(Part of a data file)
********

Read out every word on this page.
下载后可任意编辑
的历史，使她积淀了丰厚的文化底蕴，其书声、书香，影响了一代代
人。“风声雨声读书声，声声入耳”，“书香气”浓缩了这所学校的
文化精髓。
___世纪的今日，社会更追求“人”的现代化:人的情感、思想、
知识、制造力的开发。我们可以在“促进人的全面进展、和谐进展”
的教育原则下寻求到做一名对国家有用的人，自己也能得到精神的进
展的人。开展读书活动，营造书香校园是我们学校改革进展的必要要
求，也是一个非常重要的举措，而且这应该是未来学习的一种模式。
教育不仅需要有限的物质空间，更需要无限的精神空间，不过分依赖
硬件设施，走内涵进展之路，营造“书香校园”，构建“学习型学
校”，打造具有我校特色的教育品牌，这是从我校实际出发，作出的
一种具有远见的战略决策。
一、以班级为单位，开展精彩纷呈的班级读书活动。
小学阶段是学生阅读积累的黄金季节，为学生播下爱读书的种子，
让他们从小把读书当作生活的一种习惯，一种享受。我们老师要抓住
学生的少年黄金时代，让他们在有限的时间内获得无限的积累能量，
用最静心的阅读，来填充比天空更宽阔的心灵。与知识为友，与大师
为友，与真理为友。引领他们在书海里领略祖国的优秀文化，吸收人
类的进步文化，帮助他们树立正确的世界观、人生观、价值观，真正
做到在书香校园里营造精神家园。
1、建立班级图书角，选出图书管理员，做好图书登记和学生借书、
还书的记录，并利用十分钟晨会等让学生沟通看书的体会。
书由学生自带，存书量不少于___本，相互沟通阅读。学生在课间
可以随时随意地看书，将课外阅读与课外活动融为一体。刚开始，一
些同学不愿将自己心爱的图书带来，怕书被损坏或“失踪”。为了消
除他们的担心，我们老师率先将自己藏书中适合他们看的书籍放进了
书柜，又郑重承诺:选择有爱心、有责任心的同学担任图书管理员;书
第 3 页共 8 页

********

◆ Objective:
Copy the records above exactly as they appear.

◆ Solution for this exercise:
Read out every word on this page.
下载后可任意编辑
的历史，使她积淀了丰厚的文化底蕴，其书声、书香，影响了一代代
人。“风声雨声读书声，声声入耳”，“书香气”浓缩了这所学校的
文化精髓。
___世纪的今日，社会更追求“人”的现代化:人的情感、思想、
知识、制造力的开发。我们可以在“促进人的全面进展、和谐进展”
的教育原则下寻求到做一名对国家有用的人，自己也能得到精神的进
展的人。开展读书活动，营造书香校园是我们学校改革进展的必要要
求，也是一个非常重要的举措，而且这应该是未来学习的一种模式。
教育不仅需要有限的物质空间，更需要无限的精神空间，不过分依赖
硬件设施，走内涵进展之路，营造“书香校园”，构建“学习型学
校”，打造具有我校特色的教育品牌，这是从我校实际出发，作出的
一种具有远见的战略决策。
一、以班级为单位，开展精彩纷呈的班级读书活动。
小学阶段是学生阅读积累的黄金季节，为学生播下爱读书的种子，
让他们从小把读书当作生活的一种习惯，一种享受。我们老师要抓住
学生的少年黄金时代，让他们在有限的时间内获得无限的积累能量，
用最静心的阅读，来填充比天空更宽阔的心灵。与知识为友，与大师
为友，与真理为友。引领他们在书海里领略祖国的优秀文化，吸收人
类的进步文化，帮助他们树立正确的世界观、人生观、价值观，真正
做到在书香校园里营造精神家园。
1、建立班级图书角，选出图书管理员，做好图书登记和学生借书、
还书的记录，并利用十分钟晨会等让学生沟通看书的体会。
书由学生自带，存书量不少于___本，相互沟通阅读。学生在课间
可以随时随意地看书，将课外阅读与课外活动融为一体。刚开始，一
些同学不愿将自己心爱的图书带来，怕书被损坏或“失踪”。为了消
除他们的担心，我们老师率先将自己藏书中适合他们看的书籍放进了
书柜，又郑重承诺:选择有爱心、有责任心的同学担任图书管理员;书
第 3 页共 8 页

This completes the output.